◆ **Excerpts from a figure dataset**
• • • •
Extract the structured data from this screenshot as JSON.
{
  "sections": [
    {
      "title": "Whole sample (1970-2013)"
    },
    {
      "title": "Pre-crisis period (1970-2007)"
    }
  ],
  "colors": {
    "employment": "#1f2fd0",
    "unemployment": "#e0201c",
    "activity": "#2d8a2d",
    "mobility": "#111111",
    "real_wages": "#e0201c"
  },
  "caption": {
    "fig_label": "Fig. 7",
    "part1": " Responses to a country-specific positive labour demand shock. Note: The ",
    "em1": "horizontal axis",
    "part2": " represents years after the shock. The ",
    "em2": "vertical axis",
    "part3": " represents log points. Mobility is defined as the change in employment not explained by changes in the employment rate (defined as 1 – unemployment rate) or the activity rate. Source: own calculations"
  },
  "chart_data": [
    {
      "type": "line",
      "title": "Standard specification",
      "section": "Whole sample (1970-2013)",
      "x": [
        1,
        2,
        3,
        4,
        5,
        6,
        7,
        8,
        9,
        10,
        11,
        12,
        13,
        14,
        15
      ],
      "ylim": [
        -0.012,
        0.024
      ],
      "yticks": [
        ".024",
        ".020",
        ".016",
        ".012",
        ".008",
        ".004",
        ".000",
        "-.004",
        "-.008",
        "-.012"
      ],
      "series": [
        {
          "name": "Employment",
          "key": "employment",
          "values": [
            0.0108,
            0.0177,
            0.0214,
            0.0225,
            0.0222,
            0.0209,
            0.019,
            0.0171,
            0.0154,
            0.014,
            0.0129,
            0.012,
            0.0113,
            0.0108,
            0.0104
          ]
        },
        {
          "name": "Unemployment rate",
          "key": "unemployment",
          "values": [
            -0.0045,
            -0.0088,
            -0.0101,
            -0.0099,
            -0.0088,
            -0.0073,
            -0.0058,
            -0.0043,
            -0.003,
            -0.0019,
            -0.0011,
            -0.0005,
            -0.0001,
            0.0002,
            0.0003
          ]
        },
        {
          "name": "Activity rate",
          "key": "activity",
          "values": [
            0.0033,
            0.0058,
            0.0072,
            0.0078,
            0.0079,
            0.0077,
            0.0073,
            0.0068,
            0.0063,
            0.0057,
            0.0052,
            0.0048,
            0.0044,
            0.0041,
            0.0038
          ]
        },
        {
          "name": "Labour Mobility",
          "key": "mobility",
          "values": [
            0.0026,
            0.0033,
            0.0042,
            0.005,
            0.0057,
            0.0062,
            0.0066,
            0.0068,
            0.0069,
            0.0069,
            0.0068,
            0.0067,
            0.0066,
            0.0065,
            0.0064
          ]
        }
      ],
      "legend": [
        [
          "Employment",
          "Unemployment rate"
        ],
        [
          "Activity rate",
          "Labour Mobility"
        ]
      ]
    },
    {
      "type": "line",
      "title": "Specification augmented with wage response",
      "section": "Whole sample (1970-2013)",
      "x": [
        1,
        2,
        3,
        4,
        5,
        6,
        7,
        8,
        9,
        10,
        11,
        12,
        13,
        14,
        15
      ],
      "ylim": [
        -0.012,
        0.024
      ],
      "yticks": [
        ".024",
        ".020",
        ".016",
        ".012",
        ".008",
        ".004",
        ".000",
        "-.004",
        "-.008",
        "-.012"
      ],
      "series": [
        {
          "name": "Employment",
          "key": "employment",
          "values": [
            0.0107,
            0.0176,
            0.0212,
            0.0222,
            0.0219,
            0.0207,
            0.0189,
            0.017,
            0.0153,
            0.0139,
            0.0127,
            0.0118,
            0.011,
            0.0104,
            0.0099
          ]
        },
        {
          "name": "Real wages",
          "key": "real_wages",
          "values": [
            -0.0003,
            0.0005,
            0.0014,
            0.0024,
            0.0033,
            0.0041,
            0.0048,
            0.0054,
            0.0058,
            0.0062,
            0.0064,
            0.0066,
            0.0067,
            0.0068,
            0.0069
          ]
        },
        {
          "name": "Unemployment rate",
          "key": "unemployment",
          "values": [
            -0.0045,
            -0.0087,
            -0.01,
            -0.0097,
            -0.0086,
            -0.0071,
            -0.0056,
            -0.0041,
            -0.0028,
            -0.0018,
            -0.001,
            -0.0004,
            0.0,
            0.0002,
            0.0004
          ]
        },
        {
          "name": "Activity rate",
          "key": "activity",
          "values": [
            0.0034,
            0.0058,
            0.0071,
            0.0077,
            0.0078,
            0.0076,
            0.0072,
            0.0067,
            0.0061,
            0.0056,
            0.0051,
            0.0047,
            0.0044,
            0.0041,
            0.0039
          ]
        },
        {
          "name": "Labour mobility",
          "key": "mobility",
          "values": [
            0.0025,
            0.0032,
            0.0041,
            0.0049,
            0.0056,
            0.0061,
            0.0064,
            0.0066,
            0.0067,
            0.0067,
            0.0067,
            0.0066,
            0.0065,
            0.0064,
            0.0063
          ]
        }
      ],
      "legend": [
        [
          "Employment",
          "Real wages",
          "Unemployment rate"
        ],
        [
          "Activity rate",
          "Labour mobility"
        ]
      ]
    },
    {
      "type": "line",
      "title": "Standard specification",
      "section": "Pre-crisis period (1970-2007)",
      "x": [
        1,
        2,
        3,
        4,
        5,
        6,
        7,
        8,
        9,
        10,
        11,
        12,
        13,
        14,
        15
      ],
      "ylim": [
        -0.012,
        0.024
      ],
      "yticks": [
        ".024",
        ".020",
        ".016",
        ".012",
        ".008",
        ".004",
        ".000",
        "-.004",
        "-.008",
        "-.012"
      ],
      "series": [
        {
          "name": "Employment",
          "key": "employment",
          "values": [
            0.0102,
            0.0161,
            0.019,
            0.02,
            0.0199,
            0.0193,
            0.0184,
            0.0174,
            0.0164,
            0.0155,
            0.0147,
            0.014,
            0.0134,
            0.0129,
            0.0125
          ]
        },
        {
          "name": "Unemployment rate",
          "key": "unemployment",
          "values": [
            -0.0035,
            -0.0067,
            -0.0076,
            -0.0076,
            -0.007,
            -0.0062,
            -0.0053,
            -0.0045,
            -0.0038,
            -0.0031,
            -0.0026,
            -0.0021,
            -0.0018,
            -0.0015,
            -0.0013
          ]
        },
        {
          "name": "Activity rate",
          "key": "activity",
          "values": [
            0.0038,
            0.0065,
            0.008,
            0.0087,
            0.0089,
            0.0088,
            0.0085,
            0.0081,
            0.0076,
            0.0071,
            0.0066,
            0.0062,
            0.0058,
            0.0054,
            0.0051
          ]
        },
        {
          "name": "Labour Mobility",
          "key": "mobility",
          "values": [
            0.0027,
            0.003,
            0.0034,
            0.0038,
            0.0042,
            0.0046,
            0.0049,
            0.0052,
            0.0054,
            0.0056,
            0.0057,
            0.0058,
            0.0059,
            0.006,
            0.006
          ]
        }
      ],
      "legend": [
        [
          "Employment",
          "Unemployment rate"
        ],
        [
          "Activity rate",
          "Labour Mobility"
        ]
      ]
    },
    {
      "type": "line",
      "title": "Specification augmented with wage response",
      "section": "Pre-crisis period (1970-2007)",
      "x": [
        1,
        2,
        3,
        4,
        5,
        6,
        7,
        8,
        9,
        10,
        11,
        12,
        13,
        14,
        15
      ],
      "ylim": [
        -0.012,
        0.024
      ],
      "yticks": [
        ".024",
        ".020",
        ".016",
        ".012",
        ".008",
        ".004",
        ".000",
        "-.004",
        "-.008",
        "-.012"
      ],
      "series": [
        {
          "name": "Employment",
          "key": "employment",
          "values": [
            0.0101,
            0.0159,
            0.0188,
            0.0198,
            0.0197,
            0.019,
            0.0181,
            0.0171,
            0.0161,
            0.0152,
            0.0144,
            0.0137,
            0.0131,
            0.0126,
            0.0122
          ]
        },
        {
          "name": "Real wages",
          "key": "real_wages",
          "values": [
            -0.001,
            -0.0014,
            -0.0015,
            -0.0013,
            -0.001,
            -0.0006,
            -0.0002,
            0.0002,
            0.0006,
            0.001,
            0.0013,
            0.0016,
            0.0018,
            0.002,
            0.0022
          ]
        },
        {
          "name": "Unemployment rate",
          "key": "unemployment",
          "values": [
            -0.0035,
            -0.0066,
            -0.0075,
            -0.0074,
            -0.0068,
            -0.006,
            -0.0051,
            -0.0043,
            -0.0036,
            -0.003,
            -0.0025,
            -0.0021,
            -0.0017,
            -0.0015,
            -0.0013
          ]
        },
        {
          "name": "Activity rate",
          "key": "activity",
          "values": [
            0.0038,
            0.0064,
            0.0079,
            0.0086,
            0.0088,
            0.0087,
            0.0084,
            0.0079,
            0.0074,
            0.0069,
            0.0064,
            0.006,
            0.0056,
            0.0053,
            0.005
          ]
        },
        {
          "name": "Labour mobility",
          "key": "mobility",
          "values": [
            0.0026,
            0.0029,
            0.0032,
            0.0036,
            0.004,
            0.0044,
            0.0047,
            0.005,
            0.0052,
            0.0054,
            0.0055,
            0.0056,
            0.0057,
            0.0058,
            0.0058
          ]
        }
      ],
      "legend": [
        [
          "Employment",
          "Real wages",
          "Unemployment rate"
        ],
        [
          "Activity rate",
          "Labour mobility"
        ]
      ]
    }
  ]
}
• • • •
◆ **THE EXERCISE**
Provide the count, and nothing else, of lines in the data above where the word "axis" occurs.

◆ **ANSWER TO THIS EXERCISE**
2